**Data rows:**
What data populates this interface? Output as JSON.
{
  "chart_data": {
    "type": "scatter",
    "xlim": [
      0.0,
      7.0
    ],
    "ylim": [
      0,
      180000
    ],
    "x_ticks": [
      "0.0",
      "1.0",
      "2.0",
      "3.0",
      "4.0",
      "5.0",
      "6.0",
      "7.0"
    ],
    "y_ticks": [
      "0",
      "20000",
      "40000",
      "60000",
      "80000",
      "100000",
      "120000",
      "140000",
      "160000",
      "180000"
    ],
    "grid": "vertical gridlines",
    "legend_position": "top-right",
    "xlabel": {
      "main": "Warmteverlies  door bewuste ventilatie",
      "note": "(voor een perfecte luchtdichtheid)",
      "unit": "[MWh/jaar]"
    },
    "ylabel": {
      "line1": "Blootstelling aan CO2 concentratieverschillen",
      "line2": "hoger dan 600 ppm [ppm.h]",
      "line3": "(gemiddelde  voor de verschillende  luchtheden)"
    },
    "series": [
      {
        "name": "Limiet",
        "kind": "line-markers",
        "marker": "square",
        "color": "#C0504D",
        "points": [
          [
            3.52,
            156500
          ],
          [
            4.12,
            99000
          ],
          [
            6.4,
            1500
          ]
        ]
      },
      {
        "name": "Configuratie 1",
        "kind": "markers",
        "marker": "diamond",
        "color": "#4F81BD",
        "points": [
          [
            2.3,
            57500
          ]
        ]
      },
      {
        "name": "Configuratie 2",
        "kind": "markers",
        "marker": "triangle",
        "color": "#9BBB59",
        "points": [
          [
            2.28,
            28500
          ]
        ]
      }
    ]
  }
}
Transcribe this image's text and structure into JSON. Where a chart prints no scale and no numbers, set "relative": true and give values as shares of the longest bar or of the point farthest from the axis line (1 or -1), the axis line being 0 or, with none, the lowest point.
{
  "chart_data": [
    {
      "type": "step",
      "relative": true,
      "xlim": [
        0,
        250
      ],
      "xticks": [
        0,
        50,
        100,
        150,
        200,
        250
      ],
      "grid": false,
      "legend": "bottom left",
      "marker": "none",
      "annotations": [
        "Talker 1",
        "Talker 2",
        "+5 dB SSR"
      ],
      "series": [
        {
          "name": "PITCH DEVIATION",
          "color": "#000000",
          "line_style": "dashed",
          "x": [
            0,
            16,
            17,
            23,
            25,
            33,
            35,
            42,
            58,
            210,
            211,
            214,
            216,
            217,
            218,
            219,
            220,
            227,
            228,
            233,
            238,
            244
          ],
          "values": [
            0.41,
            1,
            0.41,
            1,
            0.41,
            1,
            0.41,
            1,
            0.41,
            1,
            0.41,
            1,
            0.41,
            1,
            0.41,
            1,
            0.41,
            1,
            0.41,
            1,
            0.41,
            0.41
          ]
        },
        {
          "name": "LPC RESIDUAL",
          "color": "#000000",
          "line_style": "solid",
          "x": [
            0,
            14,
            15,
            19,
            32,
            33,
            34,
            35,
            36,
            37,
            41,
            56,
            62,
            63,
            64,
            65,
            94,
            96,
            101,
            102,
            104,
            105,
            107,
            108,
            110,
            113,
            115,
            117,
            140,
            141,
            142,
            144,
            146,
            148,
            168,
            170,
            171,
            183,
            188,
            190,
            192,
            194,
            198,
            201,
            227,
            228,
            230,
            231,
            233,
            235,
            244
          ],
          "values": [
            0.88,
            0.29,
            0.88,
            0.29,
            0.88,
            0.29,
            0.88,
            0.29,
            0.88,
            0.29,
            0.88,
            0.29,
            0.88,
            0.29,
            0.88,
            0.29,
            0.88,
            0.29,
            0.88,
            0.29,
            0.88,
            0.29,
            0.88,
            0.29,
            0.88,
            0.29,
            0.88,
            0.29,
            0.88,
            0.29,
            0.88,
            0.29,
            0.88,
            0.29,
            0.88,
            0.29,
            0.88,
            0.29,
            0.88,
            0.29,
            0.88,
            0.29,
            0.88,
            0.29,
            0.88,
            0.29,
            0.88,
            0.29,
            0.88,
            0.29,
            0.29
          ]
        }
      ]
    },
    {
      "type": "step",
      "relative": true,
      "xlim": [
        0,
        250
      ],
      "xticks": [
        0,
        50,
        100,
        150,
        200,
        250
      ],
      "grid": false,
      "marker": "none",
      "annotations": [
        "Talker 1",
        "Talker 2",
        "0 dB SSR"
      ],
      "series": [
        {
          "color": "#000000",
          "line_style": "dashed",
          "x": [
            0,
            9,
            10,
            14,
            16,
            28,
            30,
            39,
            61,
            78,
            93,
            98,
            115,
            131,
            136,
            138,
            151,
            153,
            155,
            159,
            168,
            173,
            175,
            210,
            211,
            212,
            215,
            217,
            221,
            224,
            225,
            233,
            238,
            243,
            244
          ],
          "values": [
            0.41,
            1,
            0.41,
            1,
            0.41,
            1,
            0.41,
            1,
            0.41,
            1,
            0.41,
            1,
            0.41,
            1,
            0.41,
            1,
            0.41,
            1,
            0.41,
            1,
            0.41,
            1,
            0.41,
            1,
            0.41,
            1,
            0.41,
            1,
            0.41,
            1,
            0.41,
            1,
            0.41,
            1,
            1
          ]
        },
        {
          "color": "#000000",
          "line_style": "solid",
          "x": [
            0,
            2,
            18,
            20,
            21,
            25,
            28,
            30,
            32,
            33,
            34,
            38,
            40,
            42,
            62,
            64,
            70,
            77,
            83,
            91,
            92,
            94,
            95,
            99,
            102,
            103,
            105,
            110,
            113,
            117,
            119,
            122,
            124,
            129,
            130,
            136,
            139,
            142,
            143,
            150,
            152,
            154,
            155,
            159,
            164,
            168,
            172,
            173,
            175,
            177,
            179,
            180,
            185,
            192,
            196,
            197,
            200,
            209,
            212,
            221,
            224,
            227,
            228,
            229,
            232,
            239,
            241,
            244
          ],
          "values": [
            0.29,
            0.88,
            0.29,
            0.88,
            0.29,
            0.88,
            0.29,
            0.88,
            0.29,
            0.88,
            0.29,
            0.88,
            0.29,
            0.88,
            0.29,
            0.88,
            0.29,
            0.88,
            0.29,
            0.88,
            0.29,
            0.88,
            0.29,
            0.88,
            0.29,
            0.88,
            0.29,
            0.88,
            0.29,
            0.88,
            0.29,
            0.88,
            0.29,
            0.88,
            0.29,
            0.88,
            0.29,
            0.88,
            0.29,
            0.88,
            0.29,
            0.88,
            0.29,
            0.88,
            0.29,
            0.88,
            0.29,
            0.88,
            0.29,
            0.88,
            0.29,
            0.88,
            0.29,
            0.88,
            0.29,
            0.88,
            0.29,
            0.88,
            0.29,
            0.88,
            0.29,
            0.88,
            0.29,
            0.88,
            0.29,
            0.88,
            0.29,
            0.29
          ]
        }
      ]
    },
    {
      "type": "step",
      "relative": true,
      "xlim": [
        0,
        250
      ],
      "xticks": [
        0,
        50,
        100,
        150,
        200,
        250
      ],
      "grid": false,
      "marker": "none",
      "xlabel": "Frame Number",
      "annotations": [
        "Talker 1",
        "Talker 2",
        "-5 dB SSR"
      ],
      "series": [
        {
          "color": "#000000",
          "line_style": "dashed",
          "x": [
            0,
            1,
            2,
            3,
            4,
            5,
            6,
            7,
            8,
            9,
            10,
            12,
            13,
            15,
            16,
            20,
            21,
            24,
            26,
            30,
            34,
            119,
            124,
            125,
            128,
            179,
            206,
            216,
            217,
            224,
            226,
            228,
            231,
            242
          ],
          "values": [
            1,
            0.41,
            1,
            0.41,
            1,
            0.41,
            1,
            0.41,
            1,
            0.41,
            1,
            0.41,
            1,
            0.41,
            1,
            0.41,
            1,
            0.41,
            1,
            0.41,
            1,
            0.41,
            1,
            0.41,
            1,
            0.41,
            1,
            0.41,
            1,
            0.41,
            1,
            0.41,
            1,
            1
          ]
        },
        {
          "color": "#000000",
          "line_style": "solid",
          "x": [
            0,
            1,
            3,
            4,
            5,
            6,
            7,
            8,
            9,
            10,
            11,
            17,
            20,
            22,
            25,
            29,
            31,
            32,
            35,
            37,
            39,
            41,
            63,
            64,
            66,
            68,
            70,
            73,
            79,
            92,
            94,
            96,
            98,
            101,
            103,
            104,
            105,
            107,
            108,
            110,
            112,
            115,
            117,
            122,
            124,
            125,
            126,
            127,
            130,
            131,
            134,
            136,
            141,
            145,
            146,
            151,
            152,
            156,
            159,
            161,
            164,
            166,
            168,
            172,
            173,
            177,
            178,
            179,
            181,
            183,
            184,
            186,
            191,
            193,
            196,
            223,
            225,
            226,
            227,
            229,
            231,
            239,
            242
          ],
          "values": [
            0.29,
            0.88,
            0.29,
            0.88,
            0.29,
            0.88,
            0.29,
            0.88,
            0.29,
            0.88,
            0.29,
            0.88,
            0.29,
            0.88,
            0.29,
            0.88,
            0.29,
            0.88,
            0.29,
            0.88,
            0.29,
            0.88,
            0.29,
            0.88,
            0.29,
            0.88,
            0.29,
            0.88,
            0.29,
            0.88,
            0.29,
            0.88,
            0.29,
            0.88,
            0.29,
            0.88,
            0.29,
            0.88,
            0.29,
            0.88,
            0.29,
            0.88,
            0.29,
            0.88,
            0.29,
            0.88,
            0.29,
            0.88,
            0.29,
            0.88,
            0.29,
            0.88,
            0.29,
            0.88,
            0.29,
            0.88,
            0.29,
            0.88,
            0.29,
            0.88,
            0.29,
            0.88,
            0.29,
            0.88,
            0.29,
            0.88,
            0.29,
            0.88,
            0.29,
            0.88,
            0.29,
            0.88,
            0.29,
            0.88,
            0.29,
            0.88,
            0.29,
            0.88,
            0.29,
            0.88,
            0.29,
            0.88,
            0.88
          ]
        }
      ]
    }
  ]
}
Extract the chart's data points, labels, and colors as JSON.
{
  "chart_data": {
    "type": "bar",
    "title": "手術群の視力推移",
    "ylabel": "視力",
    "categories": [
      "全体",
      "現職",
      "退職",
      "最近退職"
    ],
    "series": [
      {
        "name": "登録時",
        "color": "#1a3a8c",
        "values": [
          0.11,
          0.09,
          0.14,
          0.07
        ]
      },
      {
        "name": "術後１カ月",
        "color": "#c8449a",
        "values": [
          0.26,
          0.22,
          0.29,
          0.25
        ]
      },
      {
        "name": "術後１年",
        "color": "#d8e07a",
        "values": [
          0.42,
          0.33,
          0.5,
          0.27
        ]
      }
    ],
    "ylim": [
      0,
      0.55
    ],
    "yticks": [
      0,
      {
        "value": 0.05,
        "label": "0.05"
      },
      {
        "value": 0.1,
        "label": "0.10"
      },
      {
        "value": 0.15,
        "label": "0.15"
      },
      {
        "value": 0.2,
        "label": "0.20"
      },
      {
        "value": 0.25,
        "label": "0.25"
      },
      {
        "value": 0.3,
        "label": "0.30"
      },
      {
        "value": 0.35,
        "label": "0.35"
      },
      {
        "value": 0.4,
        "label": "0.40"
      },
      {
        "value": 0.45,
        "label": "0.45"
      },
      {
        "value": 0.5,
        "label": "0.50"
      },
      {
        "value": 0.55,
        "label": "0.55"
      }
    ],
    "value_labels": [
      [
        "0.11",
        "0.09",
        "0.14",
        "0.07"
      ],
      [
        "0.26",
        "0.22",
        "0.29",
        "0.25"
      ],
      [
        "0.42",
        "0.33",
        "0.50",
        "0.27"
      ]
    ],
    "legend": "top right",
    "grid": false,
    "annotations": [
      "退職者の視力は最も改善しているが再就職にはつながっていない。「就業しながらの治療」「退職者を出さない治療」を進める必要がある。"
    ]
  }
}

**Instructions for the task:** Among the entries above, how many lines include the word "this"? Reply with the number only.

**Answer to the exercise:** 2